GOAL — Count every line of the material that holds the string "subtitle". Respond with the total only.

SUPPLIED MATERIAL —
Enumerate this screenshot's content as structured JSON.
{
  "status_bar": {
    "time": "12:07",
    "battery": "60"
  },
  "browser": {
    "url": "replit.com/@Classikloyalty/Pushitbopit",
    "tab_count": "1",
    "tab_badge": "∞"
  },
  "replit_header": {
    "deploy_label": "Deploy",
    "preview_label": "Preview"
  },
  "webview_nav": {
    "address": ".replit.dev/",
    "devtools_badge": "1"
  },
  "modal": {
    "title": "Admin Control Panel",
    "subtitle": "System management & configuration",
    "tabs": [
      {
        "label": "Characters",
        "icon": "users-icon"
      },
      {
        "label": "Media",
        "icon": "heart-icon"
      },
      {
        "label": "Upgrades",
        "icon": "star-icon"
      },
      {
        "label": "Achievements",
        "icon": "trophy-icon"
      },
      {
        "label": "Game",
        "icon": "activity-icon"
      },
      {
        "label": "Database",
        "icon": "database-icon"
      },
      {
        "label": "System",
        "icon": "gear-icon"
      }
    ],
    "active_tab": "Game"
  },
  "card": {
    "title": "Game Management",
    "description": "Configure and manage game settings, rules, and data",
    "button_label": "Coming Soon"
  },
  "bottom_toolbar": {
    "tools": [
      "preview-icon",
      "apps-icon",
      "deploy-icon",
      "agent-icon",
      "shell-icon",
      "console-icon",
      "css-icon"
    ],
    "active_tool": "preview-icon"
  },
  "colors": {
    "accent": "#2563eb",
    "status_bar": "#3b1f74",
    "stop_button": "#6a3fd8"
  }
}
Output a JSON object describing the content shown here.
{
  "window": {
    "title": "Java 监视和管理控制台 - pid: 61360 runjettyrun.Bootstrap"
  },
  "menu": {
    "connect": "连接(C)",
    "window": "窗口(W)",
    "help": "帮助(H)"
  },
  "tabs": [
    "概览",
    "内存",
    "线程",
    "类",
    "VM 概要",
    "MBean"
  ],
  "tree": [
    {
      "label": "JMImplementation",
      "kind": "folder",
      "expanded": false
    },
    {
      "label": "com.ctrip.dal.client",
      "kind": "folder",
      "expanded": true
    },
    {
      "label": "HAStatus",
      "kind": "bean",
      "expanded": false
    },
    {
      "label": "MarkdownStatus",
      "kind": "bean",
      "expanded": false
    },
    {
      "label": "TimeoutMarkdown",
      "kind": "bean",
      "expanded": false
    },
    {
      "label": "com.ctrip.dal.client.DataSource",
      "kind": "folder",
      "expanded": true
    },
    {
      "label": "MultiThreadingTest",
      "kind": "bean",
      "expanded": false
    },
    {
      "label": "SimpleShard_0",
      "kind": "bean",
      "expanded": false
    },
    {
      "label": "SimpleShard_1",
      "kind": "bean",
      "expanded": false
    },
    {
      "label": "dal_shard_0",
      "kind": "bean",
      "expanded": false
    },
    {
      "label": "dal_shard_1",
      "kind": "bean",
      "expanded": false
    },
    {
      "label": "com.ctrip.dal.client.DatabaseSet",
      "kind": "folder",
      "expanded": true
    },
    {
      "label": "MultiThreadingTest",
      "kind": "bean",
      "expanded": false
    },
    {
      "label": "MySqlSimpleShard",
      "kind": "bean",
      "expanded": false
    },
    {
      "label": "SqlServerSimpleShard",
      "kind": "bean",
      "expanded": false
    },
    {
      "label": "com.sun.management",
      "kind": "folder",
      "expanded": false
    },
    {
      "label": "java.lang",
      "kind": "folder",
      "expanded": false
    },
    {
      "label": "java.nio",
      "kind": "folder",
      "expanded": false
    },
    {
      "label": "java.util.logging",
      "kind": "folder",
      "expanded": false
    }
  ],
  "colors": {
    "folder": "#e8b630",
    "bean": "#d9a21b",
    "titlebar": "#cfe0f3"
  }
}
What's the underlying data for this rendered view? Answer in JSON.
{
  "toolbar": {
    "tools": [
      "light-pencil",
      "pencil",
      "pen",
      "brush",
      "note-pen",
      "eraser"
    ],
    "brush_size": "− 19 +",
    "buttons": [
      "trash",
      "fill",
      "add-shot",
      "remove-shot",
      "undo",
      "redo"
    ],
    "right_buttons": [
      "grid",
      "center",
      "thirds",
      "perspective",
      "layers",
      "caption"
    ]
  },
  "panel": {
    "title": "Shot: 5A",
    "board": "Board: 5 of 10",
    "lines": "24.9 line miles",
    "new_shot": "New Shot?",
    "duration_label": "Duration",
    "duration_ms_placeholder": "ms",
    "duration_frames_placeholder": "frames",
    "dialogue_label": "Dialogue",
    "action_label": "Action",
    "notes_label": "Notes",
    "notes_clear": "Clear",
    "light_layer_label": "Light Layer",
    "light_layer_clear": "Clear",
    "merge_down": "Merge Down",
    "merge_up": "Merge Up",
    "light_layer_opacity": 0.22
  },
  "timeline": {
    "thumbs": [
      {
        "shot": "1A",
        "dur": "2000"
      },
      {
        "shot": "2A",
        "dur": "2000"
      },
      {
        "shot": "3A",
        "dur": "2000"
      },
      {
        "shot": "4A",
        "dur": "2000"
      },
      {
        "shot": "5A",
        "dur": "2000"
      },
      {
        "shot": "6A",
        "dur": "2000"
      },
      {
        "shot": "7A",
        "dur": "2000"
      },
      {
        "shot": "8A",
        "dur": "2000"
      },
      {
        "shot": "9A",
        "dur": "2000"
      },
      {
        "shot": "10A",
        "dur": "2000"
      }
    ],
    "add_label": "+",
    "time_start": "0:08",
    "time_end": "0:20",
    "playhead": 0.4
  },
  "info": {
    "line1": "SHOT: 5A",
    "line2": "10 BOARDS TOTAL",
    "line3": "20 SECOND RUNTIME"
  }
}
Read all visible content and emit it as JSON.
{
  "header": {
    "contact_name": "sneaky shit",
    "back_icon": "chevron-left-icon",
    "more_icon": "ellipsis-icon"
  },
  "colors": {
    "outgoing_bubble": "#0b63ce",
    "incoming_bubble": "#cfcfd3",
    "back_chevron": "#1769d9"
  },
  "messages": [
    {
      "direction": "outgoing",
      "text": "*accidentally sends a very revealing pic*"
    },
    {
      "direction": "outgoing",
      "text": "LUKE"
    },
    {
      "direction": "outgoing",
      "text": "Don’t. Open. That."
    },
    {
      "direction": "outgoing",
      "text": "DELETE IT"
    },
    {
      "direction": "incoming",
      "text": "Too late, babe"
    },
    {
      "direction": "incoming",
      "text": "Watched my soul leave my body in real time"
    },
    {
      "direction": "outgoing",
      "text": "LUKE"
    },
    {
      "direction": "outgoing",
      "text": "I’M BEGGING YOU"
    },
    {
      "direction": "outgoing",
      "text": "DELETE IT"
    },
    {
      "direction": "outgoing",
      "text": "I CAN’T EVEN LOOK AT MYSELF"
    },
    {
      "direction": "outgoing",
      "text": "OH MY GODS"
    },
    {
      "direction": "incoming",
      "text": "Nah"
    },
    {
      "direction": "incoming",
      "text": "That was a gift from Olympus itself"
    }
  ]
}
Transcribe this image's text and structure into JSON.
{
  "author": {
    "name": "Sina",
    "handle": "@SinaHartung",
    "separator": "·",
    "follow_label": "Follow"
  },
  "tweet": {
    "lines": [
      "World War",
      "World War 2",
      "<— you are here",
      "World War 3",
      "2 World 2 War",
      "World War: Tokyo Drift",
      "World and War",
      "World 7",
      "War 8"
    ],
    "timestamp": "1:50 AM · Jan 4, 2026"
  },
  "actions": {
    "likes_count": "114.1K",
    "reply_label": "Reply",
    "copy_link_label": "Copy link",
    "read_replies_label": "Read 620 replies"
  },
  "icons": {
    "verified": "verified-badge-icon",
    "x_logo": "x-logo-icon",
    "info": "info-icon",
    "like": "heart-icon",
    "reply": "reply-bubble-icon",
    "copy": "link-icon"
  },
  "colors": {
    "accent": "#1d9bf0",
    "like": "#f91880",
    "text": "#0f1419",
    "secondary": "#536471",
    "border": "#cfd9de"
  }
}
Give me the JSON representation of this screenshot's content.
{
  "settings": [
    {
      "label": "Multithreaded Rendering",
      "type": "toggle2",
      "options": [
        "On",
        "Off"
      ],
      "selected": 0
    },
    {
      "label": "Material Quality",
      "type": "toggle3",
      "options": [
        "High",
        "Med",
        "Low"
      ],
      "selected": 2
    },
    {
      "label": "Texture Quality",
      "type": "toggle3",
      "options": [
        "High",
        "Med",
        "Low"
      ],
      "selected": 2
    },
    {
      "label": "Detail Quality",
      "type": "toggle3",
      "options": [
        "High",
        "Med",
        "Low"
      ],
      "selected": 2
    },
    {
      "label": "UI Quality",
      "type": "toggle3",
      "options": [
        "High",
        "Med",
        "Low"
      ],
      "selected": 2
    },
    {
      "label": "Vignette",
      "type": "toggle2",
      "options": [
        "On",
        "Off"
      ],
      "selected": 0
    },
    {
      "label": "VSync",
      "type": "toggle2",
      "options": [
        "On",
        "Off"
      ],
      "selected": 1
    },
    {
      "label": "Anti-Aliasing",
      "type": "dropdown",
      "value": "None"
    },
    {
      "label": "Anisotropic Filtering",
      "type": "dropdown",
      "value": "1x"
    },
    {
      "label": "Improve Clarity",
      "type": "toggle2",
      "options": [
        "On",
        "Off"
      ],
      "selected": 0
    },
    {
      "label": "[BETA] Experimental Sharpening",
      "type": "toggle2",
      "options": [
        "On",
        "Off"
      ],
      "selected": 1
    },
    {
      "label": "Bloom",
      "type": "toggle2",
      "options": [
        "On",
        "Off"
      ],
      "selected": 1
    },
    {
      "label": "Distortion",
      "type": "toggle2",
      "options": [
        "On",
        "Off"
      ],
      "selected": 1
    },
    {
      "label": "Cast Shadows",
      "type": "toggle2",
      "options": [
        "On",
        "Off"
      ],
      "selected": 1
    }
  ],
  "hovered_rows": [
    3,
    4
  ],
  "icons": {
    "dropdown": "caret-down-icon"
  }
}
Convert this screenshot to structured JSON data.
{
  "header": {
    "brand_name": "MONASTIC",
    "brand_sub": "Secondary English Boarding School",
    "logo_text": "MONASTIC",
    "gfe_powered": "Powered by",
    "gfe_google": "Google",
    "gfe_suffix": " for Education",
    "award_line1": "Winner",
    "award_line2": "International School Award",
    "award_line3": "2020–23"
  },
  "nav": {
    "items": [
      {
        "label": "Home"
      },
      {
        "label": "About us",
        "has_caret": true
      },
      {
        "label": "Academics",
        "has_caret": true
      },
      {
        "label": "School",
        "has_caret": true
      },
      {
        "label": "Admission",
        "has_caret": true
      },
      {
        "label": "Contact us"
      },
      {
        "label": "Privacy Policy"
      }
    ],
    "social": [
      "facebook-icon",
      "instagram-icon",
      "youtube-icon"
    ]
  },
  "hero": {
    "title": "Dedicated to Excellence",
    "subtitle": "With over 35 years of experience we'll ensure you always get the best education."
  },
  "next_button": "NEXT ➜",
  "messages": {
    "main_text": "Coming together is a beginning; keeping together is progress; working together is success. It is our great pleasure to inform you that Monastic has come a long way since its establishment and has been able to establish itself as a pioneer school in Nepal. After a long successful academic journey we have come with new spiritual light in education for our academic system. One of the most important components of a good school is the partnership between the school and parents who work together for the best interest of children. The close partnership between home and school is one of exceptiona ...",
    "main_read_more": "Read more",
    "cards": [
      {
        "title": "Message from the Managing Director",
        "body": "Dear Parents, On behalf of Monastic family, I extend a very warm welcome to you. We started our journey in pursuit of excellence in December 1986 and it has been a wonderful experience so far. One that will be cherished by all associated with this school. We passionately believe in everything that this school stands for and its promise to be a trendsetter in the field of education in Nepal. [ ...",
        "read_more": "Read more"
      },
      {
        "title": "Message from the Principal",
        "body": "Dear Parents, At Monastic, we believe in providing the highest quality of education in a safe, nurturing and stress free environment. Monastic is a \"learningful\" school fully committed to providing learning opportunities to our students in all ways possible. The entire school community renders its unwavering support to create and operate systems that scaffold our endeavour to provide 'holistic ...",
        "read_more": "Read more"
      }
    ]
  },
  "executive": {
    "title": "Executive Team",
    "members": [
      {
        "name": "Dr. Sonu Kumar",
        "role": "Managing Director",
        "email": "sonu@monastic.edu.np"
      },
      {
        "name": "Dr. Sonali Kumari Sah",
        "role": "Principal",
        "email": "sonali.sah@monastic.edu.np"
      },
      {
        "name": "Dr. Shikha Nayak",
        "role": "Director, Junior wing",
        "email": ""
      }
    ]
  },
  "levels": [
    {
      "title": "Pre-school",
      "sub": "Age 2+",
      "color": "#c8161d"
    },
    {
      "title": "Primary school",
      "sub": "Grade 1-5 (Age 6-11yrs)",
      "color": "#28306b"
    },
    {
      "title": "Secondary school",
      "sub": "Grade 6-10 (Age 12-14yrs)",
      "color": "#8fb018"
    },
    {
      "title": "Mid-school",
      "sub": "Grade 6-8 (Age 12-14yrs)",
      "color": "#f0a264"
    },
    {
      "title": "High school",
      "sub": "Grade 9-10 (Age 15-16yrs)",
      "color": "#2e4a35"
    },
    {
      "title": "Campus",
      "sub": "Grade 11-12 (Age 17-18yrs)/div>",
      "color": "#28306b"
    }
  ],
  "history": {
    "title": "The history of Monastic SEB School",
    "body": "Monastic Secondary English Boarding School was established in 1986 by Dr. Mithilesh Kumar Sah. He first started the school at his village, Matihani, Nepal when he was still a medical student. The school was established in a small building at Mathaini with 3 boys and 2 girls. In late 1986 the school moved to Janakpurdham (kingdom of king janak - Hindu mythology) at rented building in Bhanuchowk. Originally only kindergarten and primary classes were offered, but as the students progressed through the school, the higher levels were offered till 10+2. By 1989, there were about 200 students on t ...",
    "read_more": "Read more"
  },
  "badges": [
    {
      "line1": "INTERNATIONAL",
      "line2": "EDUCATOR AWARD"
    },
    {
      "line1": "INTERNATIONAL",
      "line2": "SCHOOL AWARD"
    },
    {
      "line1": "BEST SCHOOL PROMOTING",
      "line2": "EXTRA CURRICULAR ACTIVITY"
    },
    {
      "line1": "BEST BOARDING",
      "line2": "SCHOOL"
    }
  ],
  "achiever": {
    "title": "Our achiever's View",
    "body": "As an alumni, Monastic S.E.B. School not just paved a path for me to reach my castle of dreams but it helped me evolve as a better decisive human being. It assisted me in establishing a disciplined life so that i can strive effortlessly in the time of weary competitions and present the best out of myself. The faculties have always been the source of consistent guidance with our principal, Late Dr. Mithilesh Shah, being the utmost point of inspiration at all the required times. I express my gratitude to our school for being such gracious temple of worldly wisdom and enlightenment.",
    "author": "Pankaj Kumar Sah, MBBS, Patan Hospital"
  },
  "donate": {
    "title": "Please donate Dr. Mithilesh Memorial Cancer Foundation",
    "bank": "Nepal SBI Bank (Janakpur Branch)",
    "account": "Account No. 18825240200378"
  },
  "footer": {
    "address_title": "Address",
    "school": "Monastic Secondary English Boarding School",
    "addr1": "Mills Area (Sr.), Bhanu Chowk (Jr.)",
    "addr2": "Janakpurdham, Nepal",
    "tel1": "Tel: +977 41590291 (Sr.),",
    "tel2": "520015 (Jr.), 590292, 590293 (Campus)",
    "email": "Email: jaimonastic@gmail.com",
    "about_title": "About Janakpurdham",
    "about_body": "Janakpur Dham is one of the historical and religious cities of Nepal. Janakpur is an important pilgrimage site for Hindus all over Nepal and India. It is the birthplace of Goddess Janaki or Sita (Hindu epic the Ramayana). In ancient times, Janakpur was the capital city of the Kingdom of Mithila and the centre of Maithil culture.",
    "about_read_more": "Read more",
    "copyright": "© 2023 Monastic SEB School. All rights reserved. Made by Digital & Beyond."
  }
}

WORKED ANSWER — 2